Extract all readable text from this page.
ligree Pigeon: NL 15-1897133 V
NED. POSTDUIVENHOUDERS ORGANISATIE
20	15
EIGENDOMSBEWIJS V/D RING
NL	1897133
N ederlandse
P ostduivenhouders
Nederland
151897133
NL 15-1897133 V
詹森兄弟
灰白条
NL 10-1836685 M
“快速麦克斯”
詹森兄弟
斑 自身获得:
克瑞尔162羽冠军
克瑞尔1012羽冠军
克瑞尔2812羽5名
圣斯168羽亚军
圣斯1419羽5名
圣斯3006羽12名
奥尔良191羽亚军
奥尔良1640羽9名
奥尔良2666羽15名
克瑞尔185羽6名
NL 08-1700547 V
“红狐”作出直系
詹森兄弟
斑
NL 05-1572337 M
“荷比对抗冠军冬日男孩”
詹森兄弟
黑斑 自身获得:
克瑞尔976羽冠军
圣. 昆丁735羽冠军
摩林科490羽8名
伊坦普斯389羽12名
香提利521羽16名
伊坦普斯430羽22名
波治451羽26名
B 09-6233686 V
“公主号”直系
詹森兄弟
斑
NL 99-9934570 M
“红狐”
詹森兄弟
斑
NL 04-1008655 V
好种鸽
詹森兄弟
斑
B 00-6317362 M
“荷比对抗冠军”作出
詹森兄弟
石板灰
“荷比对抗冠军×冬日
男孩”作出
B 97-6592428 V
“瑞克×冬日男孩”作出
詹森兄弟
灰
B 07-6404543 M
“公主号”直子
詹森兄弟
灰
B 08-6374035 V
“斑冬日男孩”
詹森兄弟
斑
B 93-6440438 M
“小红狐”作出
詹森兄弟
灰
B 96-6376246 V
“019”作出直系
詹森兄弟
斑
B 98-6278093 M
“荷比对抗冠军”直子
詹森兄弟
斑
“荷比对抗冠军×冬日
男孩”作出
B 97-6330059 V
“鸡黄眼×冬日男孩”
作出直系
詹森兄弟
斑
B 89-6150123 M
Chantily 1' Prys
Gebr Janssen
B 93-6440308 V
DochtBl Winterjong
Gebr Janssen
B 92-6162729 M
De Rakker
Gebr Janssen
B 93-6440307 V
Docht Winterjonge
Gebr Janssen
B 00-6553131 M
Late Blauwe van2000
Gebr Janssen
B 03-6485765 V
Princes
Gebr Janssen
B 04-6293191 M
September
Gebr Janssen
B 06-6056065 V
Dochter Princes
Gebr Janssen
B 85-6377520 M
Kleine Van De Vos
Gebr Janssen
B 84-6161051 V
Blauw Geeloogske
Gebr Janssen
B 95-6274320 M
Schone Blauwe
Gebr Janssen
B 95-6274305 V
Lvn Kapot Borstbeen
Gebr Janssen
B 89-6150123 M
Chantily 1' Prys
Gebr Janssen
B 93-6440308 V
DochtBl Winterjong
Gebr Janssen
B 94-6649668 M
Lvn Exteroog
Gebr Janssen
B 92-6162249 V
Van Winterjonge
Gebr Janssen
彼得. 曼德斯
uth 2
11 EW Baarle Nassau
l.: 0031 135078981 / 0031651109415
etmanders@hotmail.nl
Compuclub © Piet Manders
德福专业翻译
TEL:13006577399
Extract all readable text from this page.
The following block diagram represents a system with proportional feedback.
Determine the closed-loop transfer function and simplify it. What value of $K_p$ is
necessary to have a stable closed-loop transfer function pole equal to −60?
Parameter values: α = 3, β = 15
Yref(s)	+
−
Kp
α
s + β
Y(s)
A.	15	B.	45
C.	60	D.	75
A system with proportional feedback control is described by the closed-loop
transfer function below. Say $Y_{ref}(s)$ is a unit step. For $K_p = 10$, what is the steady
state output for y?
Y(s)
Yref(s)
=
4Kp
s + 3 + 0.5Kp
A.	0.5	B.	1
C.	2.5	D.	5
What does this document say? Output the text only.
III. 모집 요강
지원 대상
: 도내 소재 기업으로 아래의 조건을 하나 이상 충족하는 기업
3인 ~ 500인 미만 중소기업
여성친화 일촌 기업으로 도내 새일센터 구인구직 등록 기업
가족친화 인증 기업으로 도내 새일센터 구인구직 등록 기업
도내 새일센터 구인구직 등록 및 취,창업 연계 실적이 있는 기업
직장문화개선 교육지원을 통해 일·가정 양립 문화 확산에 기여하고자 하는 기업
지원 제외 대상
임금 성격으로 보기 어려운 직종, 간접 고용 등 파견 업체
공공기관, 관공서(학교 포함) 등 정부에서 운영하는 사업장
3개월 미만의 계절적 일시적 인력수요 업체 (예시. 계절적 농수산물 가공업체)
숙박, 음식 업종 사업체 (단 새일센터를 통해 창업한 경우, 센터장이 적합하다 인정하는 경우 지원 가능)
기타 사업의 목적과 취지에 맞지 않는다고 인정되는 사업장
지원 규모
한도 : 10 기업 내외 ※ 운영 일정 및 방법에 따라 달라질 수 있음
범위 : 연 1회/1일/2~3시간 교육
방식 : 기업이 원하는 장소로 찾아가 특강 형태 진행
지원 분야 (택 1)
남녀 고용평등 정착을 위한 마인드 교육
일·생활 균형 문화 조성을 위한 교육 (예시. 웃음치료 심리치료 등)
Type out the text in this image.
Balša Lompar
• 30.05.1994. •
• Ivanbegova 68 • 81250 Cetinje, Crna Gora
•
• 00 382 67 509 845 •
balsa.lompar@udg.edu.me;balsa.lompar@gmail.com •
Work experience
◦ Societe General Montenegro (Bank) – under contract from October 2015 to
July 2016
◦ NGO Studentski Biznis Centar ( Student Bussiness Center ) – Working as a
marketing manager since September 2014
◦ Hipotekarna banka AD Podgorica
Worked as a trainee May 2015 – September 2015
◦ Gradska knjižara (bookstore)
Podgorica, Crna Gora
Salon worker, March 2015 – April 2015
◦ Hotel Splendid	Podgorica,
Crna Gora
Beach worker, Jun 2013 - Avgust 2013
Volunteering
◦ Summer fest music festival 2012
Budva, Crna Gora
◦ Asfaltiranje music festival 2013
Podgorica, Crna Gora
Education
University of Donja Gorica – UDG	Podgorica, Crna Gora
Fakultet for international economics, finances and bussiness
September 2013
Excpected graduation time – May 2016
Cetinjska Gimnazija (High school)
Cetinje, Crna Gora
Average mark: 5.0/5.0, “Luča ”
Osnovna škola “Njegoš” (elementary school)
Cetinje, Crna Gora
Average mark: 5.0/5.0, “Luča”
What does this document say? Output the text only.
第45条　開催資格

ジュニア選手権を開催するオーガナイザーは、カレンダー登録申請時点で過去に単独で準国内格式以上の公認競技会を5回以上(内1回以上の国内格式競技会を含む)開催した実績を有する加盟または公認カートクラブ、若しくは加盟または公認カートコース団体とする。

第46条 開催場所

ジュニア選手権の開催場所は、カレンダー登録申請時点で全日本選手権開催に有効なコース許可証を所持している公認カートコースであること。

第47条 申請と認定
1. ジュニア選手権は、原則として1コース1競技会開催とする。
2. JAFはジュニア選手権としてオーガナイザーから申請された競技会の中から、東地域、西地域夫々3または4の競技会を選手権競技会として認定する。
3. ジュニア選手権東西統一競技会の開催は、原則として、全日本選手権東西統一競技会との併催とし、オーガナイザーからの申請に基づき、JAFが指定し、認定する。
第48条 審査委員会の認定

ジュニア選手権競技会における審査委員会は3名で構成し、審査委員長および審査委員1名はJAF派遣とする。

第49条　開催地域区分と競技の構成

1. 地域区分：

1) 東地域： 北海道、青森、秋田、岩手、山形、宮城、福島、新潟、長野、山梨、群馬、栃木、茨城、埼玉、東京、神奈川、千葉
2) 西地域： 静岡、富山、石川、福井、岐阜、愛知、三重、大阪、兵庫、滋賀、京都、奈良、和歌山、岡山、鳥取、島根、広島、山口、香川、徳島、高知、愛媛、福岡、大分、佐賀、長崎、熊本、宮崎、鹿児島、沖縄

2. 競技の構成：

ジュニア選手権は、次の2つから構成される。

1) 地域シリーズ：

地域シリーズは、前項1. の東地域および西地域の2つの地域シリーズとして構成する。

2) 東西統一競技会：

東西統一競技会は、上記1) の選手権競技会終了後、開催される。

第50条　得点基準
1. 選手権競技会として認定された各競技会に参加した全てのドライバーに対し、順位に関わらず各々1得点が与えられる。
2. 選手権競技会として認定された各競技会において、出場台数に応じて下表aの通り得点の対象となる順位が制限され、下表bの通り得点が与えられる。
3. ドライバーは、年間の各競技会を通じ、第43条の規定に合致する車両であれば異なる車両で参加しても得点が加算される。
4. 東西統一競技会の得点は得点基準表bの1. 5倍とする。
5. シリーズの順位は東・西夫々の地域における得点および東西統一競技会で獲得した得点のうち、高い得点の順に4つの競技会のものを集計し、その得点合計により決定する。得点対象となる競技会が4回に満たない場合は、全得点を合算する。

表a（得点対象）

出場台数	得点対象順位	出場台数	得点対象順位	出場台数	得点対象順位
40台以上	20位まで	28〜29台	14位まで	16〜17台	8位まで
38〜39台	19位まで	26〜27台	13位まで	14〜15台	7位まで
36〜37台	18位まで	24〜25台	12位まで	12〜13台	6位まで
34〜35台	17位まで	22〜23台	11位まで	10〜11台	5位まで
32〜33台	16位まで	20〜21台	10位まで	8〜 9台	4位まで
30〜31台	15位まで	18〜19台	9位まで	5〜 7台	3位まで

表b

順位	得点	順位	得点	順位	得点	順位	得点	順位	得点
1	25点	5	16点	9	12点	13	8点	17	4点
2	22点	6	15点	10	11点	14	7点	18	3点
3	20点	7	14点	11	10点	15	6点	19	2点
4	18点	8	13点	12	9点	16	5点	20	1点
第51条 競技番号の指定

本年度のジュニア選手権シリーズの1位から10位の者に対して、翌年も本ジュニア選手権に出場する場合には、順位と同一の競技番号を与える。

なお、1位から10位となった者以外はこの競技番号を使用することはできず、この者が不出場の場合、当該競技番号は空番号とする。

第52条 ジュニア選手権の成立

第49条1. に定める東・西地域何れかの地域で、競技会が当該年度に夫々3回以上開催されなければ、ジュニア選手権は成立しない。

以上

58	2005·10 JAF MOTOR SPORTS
· · · · ·
**TASK DIRECTIONS:** Show each line holding the word "구인구직".

**THE COMPLETED TASK:**
여성친화 일촌 기업으로 도내 새일센터 구인구직 등록 기업
가족친화 인증 기업으로 도내 새일센터 구인구직 등록 기업
도내 새일센터 구인구직 등록 및 취,창업 연계 실적이 있는 기업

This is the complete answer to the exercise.